*Exercise task:* Edit the rows below so that every "position-label" becomes "stage-label", and leave everything else unchanged. Don't include the pictures in your answer.

*Supplied records:*
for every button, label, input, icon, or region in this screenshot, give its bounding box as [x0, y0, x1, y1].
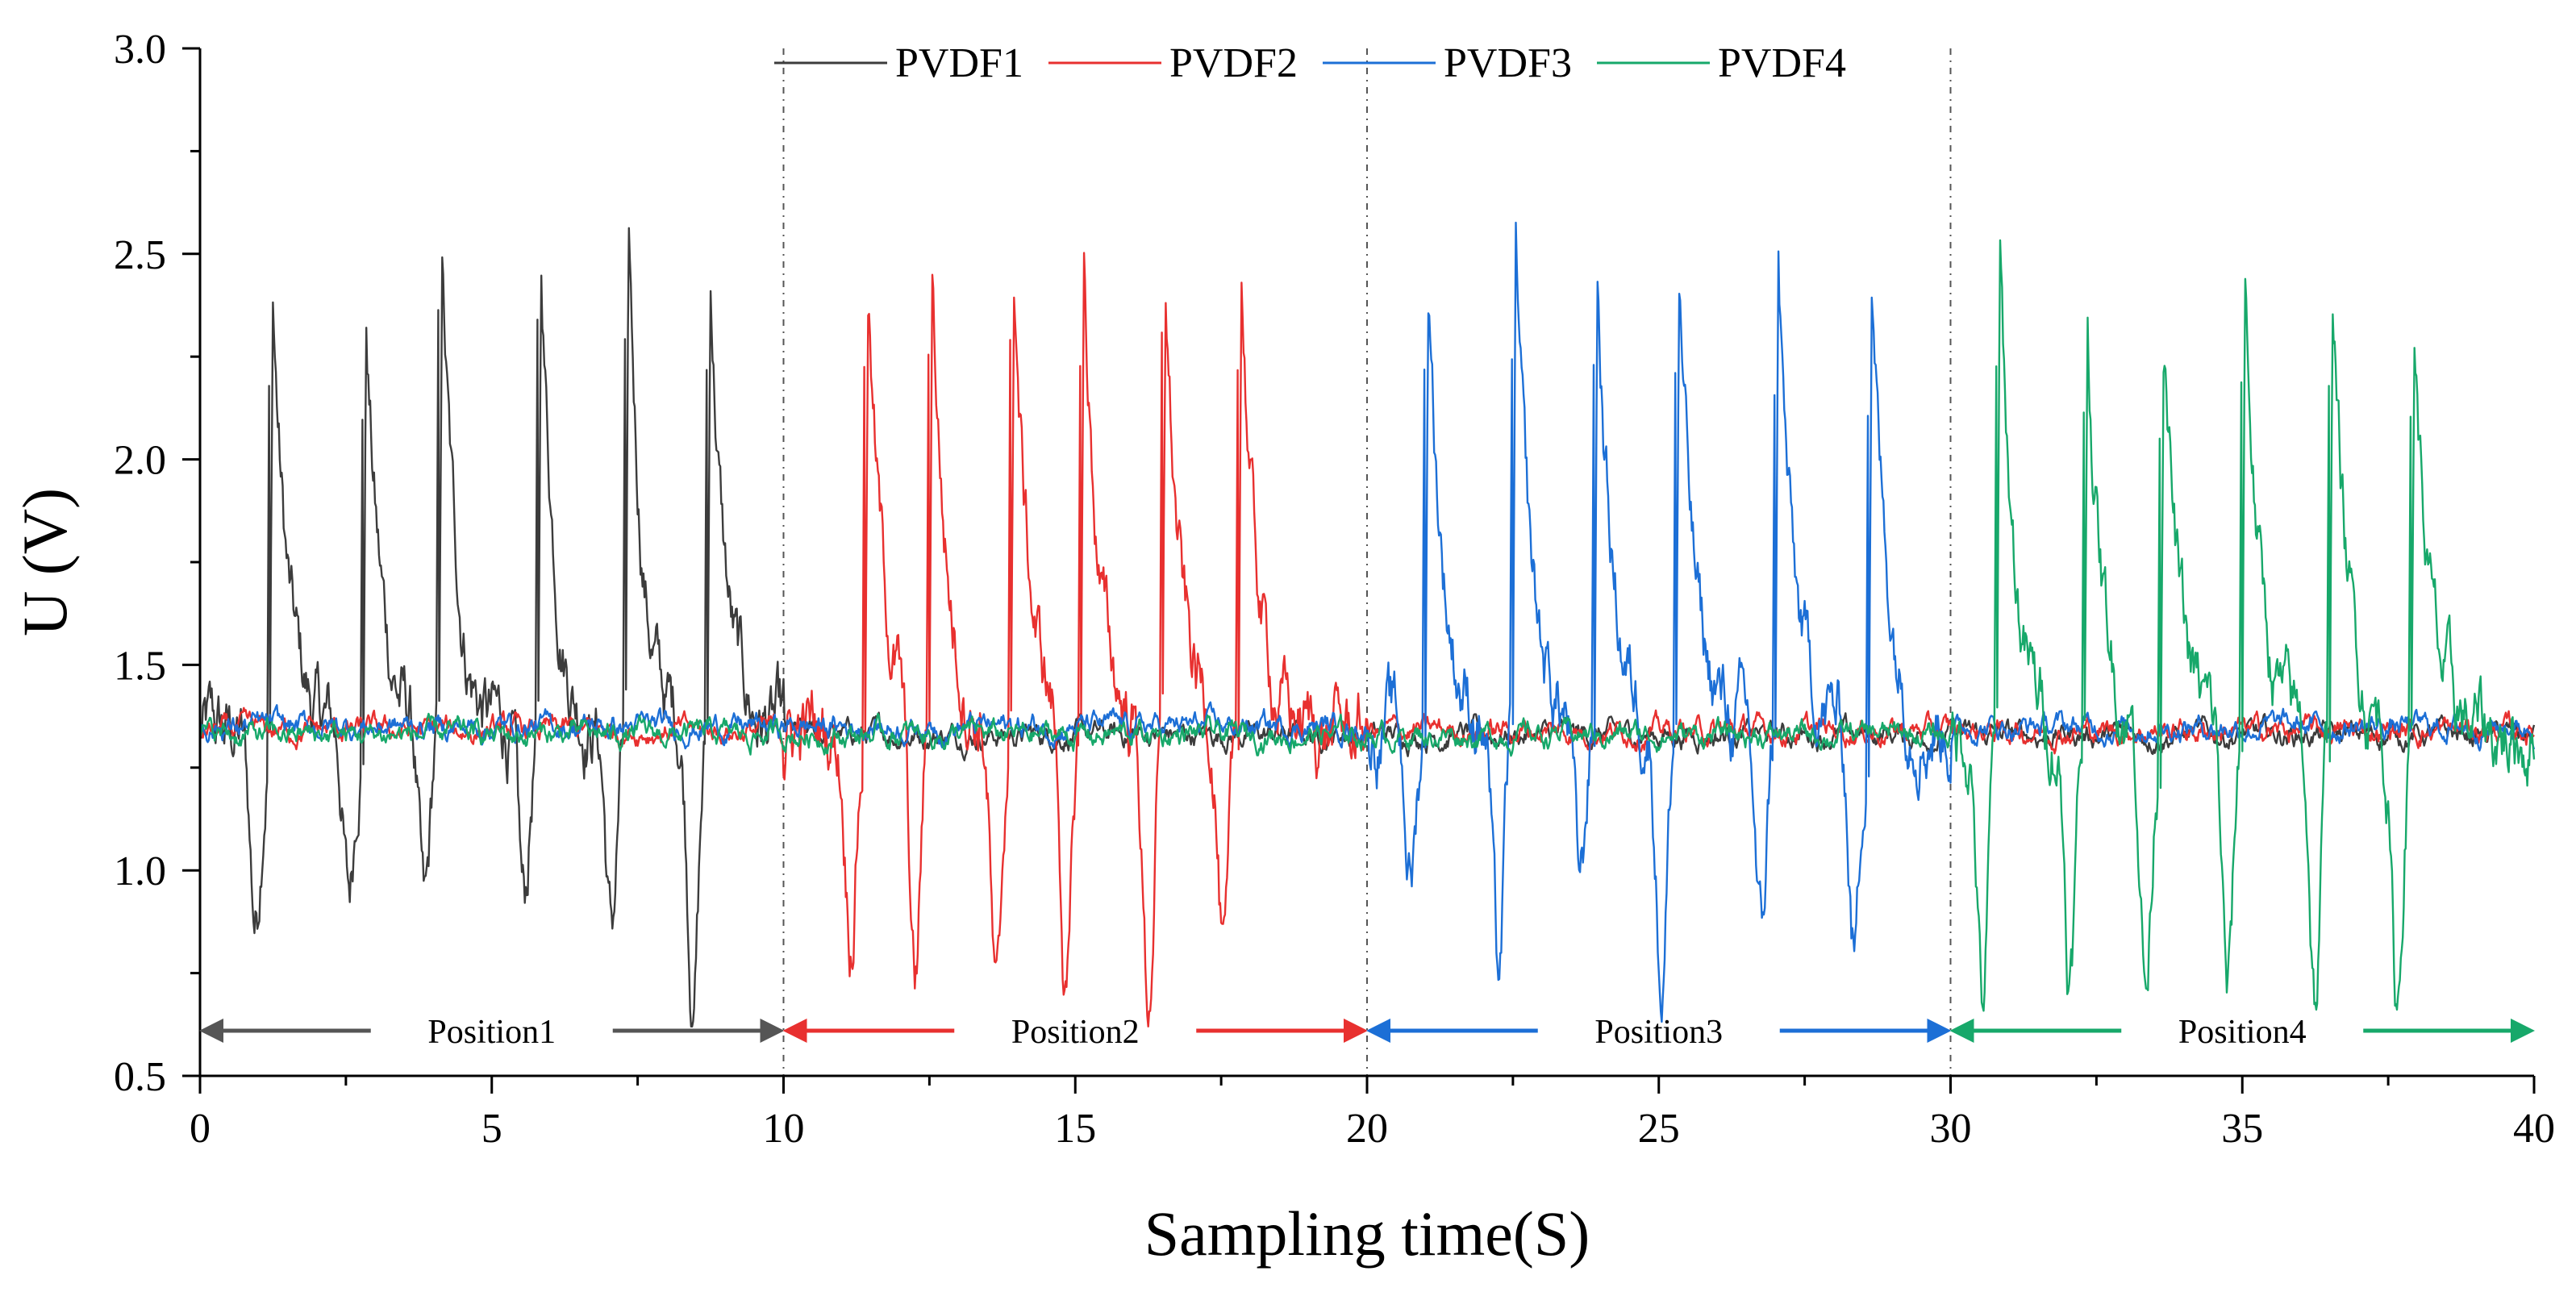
position-label: Position4 [2178, 1014, 2307, 1051]
x-tick-label: 35 [2221, 1106, 2263, 1152]
series-line-pvdf1 [198, 227, 2536, 1028]
series-layer [198, 221, 2536, 1028]
x-tick-label: 40 [2513, 1106, 2555, 1152]
y-axis-title: U (V) [10, 488, 80, 636]
x-tick-label: 0 [190, 1106, 210, 1152]
position-label: Position3 [1594, 1014, 1723, 1051]
position-annotations: Position1 Position2 Position3 Position4 [199, 1014, 2535, 1051]
y-tick-label: 2.5 [114, 232, 166, 278]
x-tick-label: 30 [1930, 1106, 1972, 1152]
x-tick-label: 15 [1054, 1106, 1096, 1152]
position-label: Position2 [1011, 1014, 1140, 1051]
x-tick-label: 5 [481, 1106, 502, 1152]
x-tick-label: 25 [1638, 1106, 1680, 1152]
y-tick-label: 1.0 [114, 848, 166, 894]
legend-label-pvdf2: PVDF2 [1169, 40, 1298, 86]
x-axis-title: Sampling time(S) [1144, 1198, 1590, 1269]
legend-label-pvdf4: PVDF4 [1718, 40, 1846, 86]
y-tick-label: 0.5 [114, 1054, 166, 1100]
series-line-pvdf2 [199, 252, 2535, 1028]
position-label: Position1 [427, 1014, 556, 1051]
legend: PVDF1 PVDF2 PVDF3 PVDF4 [774, 40, 1846, 86]
x-tick-label: 10 [763, 1106, 805, 1152]
legend-label-pvdf3: PVDF3 [1444, 40, 1572, 86]
x-tick-label: 20 [1346, 1106, 1388, 1152]
y-tick-label: 1.5 [114, 643, 166, 689]
y-tick-label: 2.0 [114, 438, 166, 484]
position-dividers [782, 48, 1952, 1076]
y-tick-label: 3.0 [114, 27, 166, 73]
series-line-pvdf4 [198, 239, 2536, 1012]
legend-label-pvdf1: PVDF1 [895, 40, 1023, 86]
axes: 0 5 10 15 20 25 30 35 40 0.5 1.0 1.5 2.0 2.5 3.0 [114, 27, 2555, 1152]
series-line-pvdf3 [199, 221, 2536, 1023]
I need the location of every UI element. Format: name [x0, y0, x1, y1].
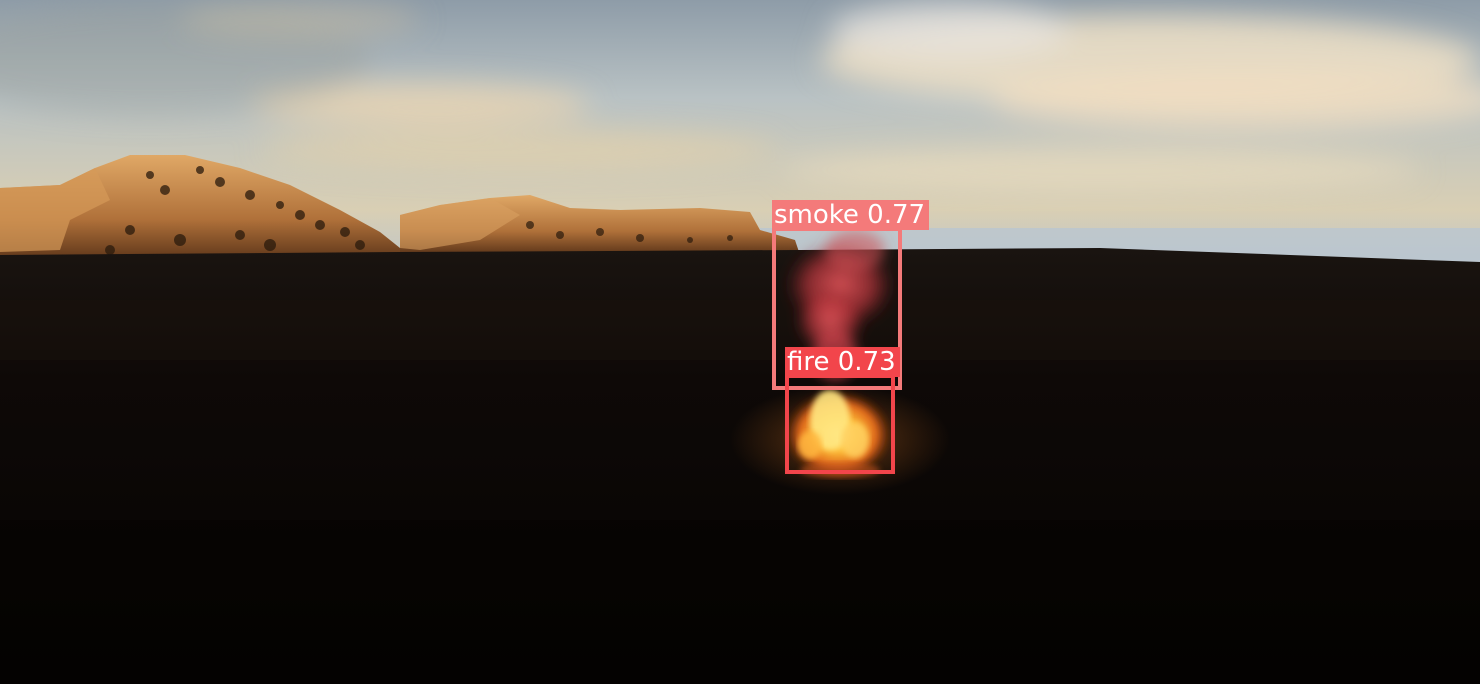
fire-detection-label: fire 0.73: [785, 347, 900, 377]
smoke-confidence-score: 0.77: [867, 200, 926, 230]
smoke-detection-label: smoke 0.77: [772, 200, 930, 230]
forest: [0, 248, 1480, 684]
smoke-class-name: smoke: [774, 200, 859, 230]
clouds: [0, 2, 1480, 192]
fire-flames: [783, 385, 893, 478]
fire-confidence-score: 0.73: [837, 347, 896, 377]
fire-class-name: fire: [787, 347, 830, 377]
fire-detection-box: [785, 374, 895, 474]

*Expected answer:*
for every button, label, input, icon, or region in this screenshot, give its bounding box as [x0, y0, x1, y1].
stage-label: Position4 [2178, 1014, 2307, 1051]
x-tick-label: 35 [2221, 1106, 2263, 1152]
series-line-pvdf1 [198, 227, 2536, 1028]
series-layer [198, 221, 2536, 1028]
x-tick-label: 40 [2513, 1106, 2555, 1152]
y-axis-title: U (V) [10, 488, 80, 636]
x-tick-label: 0 [190, 1106, 210, 1152]
stage-label: Position3 [1594, 1014, 1723, 1051]
position-annotations: Position1 Position2 Position3 Position4 [199, 1014, 2535, 1051]
y-tick-label: 2.5 [114, 232, 166, 278]
x-tick-label: 30 [1930, 1106, 1972, 1152]
x-tick-label: 15 [1054, 1106, 1096, 1152]
stage-label: Position2 [1011, 1014, 1140, 1051]
x-tick-label: 5 [481, 1106, 502, 1152]
x-tick-label: 25 [1638, 1106, 1680, 1152]
y-tick-label: 1.0 [114, 848, 166, 894]
legend-label-pvdf2: PVDF2 [1169, 40, 1298, 86]
x-axis-title: Sampling time(S) [1144, 1198, 1590, 1269]
legend-label-pvdf4: PVDF4 [1718, 40, 1846, 86]
y-tick-label: 0.5 [114, 1054, 166, 1100]
series-line-pvdf2 [199, 252, 2535, 1028]
stage-label: Position1 [427, 1014, 556, 1051]
legend: PVDF1 PVDF2 PVDF3 PVDF4 [774, 40, 1846, 86]
x-tick-label: 10 [763, 1106, 805, 1152]
legend-label-pvdf3: PVDF3 [1444, 40, 1572, 86]
x-tick-label: 20 [1346, 1106, 1388, 1152]
y-tick-label: 1.5 [114, 643, 166, 689]
y-tick-label: 2.0 [114, 438, 166, 484]
position-dividers [782, 48, 1952, 1076]
y-tick-label: 3.0 [114, 27, 166, 73]
series-line-pvdf4 [198, 239, 2536, 1012]
legend-label-pvdf1: PVDF1 [895, 40, 1023, 86]
axes: 0 5 10 15 20 25 30 35 40 0.5 1.0 1.5 2.0 2.5 3.0 [114, 27, 2555, 1152]
series-line-pvdf3 [199, 221, 2536, 1023]
I need the location of every UI element. Format: name [x0, y0, x1, y1].
fire-detection-label: fire 0.73: [785, 347, 900, 377]
smoke-confidence-score: 0.77: [867, 200, 926, 230]
smoke-detection-label: smoke 0.77: [772, 200, 930, 230]
forest: [0, 248, 1480, 684]
smoke-class-name: smoke: [774, 200, 859, 230]
clouds: [0, 2, 1480, 192]
fire-flames: [783, 385, 893, 478]
fire-confidence-score: 0.73: [837, 347, 896, 377]
fire-class-name: fire: [787, 347, 830, 377]
fire-detection-box: [785, 374, 895, 474]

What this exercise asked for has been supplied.